>> START
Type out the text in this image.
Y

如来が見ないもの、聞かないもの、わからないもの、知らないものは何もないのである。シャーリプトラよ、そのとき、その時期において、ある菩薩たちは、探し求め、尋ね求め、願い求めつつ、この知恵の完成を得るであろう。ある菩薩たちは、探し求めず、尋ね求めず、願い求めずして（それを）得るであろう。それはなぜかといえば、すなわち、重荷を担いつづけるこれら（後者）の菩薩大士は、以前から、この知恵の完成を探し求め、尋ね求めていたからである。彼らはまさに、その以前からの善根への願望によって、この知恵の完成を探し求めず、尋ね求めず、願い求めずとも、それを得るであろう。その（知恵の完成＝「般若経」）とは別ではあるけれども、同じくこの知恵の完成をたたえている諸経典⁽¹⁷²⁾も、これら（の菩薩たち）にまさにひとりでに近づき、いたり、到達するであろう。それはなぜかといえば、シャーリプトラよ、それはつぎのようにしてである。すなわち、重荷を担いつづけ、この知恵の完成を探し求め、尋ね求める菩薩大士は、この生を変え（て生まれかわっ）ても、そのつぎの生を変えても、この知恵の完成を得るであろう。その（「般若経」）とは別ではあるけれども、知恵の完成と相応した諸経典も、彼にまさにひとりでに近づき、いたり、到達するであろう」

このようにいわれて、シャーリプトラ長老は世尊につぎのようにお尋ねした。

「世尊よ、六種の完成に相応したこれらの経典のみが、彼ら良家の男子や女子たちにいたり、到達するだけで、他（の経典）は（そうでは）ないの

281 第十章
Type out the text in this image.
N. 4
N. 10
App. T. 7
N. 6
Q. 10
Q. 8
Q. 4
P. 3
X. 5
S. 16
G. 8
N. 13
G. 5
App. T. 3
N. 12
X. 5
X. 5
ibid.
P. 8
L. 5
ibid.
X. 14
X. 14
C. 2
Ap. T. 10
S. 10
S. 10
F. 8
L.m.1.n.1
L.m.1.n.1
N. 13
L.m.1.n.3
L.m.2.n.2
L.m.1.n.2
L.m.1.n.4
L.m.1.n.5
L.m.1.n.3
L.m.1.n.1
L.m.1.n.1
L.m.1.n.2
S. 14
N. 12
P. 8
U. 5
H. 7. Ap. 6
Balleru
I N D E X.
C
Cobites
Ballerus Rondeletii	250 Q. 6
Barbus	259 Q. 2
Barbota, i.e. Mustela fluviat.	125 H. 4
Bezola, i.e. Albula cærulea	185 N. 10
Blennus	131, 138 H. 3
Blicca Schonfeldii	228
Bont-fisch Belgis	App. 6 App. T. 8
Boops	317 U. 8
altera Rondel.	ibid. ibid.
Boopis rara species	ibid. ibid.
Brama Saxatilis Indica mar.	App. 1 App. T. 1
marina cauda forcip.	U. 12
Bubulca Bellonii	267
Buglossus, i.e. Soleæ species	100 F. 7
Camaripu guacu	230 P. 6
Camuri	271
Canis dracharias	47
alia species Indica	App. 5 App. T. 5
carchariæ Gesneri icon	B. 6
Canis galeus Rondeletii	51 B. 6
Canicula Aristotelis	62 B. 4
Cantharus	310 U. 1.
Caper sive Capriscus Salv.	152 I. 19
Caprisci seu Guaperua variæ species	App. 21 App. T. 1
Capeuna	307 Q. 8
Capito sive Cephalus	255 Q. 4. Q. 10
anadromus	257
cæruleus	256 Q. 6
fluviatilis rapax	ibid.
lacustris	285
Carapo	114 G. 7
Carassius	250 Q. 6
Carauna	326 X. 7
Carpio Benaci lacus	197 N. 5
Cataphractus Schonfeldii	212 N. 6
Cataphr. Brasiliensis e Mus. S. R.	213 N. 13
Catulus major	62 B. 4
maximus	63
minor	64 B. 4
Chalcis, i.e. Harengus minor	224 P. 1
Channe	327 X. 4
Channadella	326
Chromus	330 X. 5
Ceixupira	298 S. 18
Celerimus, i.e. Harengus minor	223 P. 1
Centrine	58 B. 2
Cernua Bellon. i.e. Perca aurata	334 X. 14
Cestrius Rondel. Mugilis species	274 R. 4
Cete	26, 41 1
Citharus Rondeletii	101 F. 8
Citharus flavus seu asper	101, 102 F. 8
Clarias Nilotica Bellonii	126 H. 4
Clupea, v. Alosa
>> END
# [Aim of the exercise]
State how many lines of the listing above include the word "Indica". Give nothing but the number.

# [Full solution]
2